◆ **Job**: Copy whichever lines contain the string "time".

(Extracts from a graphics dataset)
====================
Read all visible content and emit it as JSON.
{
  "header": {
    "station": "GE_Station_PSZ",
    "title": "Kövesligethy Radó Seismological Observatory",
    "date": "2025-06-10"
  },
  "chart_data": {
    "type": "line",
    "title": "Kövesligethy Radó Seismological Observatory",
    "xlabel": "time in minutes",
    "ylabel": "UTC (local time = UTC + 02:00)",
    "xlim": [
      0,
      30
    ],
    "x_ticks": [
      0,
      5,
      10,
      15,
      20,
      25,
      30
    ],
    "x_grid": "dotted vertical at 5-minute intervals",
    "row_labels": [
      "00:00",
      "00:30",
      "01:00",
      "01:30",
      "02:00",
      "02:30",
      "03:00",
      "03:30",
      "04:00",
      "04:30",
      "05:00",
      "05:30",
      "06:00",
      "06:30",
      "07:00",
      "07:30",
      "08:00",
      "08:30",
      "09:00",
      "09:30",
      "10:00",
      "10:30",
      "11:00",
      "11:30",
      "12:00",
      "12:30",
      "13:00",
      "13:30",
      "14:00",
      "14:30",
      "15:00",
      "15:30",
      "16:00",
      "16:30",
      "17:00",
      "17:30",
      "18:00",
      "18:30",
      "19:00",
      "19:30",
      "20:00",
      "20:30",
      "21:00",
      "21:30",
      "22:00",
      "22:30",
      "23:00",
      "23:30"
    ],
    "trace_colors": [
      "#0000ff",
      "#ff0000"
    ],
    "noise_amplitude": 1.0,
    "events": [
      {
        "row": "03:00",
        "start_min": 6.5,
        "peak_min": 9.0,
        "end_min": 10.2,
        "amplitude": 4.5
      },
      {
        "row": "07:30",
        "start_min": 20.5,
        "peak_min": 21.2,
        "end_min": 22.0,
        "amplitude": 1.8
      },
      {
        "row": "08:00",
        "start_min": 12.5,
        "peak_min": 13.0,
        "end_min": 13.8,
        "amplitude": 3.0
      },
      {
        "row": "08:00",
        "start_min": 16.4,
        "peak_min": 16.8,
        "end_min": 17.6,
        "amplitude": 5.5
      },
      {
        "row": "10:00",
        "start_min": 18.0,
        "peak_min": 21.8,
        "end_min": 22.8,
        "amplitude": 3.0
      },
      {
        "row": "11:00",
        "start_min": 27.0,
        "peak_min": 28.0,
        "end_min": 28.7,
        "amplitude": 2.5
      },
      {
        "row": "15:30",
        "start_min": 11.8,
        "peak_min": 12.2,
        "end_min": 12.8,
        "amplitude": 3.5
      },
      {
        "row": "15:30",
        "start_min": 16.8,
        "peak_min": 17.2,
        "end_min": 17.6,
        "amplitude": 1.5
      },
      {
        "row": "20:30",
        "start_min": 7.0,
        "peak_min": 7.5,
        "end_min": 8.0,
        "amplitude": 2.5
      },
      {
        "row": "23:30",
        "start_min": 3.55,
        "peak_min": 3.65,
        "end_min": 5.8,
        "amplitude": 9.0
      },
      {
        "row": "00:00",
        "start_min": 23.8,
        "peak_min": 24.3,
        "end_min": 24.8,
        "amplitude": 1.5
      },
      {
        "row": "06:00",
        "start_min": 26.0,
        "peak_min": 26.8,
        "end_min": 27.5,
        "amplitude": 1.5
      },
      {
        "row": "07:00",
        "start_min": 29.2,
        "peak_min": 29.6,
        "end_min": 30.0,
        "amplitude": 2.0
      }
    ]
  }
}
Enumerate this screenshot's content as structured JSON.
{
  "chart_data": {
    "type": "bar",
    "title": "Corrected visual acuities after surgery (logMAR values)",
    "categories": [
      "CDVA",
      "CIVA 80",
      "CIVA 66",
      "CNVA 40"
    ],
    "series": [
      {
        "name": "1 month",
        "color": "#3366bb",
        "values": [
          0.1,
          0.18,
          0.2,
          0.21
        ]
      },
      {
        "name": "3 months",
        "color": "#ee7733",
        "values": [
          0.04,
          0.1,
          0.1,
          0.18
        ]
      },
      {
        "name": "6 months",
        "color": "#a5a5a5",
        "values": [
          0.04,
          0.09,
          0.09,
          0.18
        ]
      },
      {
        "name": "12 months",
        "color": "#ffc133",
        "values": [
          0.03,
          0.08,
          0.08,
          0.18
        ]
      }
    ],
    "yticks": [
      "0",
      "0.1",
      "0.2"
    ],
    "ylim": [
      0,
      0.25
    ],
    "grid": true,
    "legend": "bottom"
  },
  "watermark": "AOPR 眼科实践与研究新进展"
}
====================
◆ **Exercise output**:
    "xlabel": "time in minutes",
    "ylabel": "UTC (local time = UTC + 02:00)",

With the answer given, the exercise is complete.